[Stored data entries]
****************

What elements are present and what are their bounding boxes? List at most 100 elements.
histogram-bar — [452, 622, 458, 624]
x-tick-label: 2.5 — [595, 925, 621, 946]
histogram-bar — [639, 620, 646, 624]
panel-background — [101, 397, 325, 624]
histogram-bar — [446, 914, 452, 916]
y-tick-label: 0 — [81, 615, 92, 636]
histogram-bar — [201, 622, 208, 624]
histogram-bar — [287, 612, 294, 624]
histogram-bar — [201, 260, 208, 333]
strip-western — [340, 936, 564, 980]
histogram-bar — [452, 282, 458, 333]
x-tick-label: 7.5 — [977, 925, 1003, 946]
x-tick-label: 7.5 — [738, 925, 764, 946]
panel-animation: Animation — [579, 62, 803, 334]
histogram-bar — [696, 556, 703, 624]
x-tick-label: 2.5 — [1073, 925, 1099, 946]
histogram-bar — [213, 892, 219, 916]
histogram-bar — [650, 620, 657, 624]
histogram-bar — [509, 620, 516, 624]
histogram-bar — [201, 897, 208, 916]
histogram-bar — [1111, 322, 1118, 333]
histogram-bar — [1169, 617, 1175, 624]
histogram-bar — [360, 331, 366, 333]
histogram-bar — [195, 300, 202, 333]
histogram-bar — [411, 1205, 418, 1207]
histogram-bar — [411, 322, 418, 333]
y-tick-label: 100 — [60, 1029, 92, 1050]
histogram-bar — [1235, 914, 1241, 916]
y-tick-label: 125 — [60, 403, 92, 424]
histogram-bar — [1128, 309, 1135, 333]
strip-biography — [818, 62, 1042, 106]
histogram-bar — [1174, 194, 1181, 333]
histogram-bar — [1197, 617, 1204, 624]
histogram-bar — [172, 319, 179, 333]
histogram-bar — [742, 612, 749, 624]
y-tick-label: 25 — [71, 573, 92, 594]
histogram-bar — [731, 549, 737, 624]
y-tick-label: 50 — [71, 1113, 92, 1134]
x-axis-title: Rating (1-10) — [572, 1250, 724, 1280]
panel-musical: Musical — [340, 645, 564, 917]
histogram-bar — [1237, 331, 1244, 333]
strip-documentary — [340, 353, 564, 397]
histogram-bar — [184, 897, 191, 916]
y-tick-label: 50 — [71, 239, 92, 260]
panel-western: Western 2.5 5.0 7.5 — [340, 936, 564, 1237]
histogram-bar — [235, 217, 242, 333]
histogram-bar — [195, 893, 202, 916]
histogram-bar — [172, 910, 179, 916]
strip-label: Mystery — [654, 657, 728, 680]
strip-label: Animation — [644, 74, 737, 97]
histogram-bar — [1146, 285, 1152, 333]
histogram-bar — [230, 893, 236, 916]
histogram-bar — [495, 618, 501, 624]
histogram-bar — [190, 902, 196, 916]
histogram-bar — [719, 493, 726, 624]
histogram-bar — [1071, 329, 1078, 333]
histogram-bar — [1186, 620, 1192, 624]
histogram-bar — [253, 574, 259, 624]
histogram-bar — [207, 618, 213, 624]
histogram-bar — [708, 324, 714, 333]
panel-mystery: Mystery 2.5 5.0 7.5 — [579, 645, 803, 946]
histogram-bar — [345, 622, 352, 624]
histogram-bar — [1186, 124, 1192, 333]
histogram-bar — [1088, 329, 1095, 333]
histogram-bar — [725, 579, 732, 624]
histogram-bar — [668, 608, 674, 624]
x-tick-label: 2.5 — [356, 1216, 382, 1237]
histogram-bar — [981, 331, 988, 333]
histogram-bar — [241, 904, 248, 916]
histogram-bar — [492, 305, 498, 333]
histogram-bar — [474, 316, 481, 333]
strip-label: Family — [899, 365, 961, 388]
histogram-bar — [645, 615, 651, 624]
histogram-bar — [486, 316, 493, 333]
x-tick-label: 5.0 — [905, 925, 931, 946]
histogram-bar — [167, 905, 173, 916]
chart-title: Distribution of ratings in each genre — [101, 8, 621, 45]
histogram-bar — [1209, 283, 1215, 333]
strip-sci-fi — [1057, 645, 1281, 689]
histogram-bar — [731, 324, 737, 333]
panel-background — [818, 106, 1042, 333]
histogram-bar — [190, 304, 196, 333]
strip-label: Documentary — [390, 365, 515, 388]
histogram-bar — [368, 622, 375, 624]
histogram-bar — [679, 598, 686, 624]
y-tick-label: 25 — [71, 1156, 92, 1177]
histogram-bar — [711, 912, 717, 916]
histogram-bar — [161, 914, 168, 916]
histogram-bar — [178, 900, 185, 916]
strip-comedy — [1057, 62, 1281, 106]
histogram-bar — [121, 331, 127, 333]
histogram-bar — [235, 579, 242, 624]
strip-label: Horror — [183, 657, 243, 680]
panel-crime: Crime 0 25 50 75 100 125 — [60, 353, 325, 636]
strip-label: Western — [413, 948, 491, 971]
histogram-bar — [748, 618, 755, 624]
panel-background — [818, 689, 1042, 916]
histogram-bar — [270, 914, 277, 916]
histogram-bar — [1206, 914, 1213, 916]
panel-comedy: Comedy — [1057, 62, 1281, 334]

****************

• _Instructions for the task_: Copy the rows word for word, starting at the first row and ending at the row that contains "histogram-bar — [287, 612, 294, 624]", with both of those rows included.

• _The output_:
What elements are present and what are their bounding boxes? List at most 100 elements.
histogram-bar — [452, 622, 458, 624]
x-tick-label: 2.5 — [595, 925, 621, 946]
histogram-bar — [639, 620, 646, 624]
panel-background — [101, 397, 325, 624]
histogram-bar — [446, 914, 452, 916]
y-tick-label: 0 — [81, 615, 92, 636]
histogram-bar — [201, 622, 208, 624]
histogram-bar — [287, 612, 294, 624]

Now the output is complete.